Reproduce all records verbatim.

═══ Information provided

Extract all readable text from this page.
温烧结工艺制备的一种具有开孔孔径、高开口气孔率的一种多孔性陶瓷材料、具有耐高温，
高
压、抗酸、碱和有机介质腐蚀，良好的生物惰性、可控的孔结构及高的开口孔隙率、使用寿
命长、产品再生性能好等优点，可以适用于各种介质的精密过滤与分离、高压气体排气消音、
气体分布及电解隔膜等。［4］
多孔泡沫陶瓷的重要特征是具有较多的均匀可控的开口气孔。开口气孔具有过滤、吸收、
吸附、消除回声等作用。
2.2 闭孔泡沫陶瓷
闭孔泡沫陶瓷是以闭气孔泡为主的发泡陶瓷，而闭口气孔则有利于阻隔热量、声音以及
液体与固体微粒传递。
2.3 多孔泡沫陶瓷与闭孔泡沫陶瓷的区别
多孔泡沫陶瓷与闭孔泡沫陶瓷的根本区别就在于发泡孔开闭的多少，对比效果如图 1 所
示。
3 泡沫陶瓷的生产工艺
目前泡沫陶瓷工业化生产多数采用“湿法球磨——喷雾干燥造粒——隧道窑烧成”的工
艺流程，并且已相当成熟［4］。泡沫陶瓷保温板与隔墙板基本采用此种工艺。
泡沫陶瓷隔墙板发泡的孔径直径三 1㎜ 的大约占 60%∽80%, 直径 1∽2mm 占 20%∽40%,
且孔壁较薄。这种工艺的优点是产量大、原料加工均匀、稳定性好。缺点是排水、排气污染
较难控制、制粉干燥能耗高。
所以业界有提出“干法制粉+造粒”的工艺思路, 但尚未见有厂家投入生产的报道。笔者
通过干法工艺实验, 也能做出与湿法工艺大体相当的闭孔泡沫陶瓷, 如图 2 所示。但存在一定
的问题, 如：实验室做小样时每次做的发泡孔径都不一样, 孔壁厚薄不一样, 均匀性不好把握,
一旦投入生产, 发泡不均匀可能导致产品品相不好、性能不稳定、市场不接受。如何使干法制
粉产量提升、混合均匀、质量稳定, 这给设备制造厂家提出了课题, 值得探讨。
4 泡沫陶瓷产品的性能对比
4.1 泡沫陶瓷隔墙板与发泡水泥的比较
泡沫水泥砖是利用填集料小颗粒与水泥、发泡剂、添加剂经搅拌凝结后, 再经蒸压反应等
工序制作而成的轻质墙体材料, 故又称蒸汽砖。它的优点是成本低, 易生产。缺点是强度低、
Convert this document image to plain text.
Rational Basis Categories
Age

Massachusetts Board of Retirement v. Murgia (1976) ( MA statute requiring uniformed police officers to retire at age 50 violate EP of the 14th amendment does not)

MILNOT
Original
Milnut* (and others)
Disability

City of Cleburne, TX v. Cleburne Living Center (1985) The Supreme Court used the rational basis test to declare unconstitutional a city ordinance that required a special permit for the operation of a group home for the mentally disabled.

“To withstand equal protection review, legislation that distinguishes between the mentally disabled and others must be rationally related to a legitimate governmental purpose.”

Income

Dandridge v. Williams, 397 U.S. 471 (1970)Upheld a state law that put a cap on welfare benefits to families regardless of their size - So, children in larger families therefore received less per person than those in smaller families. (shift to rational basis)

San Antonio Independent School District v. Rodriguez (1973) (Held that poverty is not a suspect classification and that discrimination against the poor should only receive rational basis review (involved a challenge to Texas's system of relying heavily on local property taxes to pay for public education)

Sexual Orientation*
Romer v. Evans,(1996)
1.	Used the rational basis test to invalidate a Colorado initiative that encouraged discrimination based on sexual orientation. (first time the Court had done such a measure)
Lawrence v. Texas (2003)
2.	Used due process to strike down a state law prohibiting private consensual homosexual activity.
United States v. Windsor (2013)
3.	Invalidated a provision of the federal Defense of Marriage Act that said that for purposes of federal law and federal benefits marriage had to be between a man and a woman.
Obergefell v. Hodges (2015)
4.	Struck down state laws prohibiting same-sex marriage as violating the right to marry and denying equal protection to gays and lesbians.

══════

Final answer:
Extract all readable text from this page.
温烧结工艺制备的一种具有开孔孔径、高开口气孔率的一种多孔性陶瓷材料、具有耐高温，
高
压、抗酸、碱和有机介质腐蚀，良好的生物惰性、可控的孔结构及高的开口孔隙率、使用寿
命长、产品再生性能好等优点，可以适用于各种介质的精密过滤与分离、高压气体排气消音、
气体分布及电解隔膜等。［4］
多孔泡沫陶瓷的重要特征是具有较多的均匀可控的开口气孔。开口气孔具有过滤、吸收、
吸附、消除回声等作用。
2.2 闭孔泡沫陶瓷
闭孔泡沫陶瓷是以闭气孔泡为主的发泡陶瓷，而闭口气孔则有利于阻隔热量、声音以及
液体与固体微粒传递。
2.3 多孔泡沫陶瓷与闭孔泡沫陶瓷的区别
多孔泡沫陶瓷与闭孔泡沫陶瓷的根本区别就在于发泡孔开闭的多少，对比效果如图 1 所
示。
3 泡沫陶瓷的生产工艺
目前泡沫陶瓷工业化生产多数采用“湿法球磨——喷雾干燥造粒——隧道窑烧成”的工
艺流程，并且已相当成熟［4］。泡沫陶瓷保温板与隔墙板基本采用此种工艺。
泡沫陶瓷隔墙板发泡的孔径直径三 1㎜ 的大约占 60%∽80%, 直径 1∽2mm 占 20%∽40%,
且孔壁较薄。这种工艺的优点是产量大、原料加工均匀、稳定性好。缺点是排水、排气污染
较难控制、制粉干燥能耗高。
所以业界有提出“干法制粉+造粒”的工艺思路, 但尚未见有厂家投入生产的报道。笔者
通过干法工艺实验, 也能做出与湿法工艺大体相当的闭孔泡沫陶瓷, 如图 2 所示。但存在一定
的问题, 如：实验室做小样时每次做的发泡孔径都不一样, 孔壁厚薄不一样, 均匀性不好把握,
一旦投入生产, 发泡不均匀可能导致产品品相不好、性能不稳定、市场不接受。如何使干法制
粉产量提升、混合均匀、质量稳定, 这给设备制造厂家提出了课题, 值得探讨。
4 泡沫陶瓷产品的性能对比
4.1 泡沫陶瓷隔墙板与发泡水泥的比较
泡沫水泥砖是利用填集料小颗粒与水泥、发泡剂、添加剂经搅拌凝结后, 再经蒸压反应等
工序制作而成的轻质墙体材料, 故又称蒸汽砖。它的优点是成本低, 易生产。缺点是强度低、
Convert this document image to plain text.
Rational Basis Categories
Age

Massachusetts Board of Retirement v. Murgia (1976) ( MA statute requiring uniformed police officers to retire at age 50 violate EP of the 14th amendment does not)

MILNOT
Original
Milnut* (and others)
Disability

City of Cleburne, TX v. Cleburne Living Center (1985) The Supreme Court used the rational basis test to declare unconstitutional a city ordinance that required a special permit for the operation of a group home for the mentally disabled.

“To withstand equal protection review, legislation that distinguishes between the mentally disabled and others must be rationally related to a legitimate governmental purpose.”

Income

Dandridge v. Williams, 397 U.S. 471 (1970)Upheld a state law that put a cap on welfare benefits to families regardless of their size - So, children in larger families therefore received less per person than those in smaller families. (shift to rational basis)

San Antonio Independent School District v. Rodriguez (1973) (Held that poverty is not a suspect classification and that discrimination against the poor should only receive rational basis review (involved a challenge to Texas's system of relying heavily on local property taxes to pay for public education)

Sexual Orientation*
Romer v. Evans,(1996)
1.	Used the rational basis test to invalidate a Colorado initiative that encouraged discrimination based on sexual orientation. (first time the Court had done such a measure)
Lawrence v. Texas (2003)
2.	Used due process to strike down a state law prohibiting private consensual homosexual activity.
United States v. Windsor (2013)
3.	Invalidated a provision of the federal Defense of Marriage Act that said that for purposes of federal law and federal benefits marriage had to be between a man and a woman.
Obergefell v. Hodges (2015)
4.	Struck down state laws prohibiting same-sex marriage as violating the right to marry and denying equal protection to gays and lesbians.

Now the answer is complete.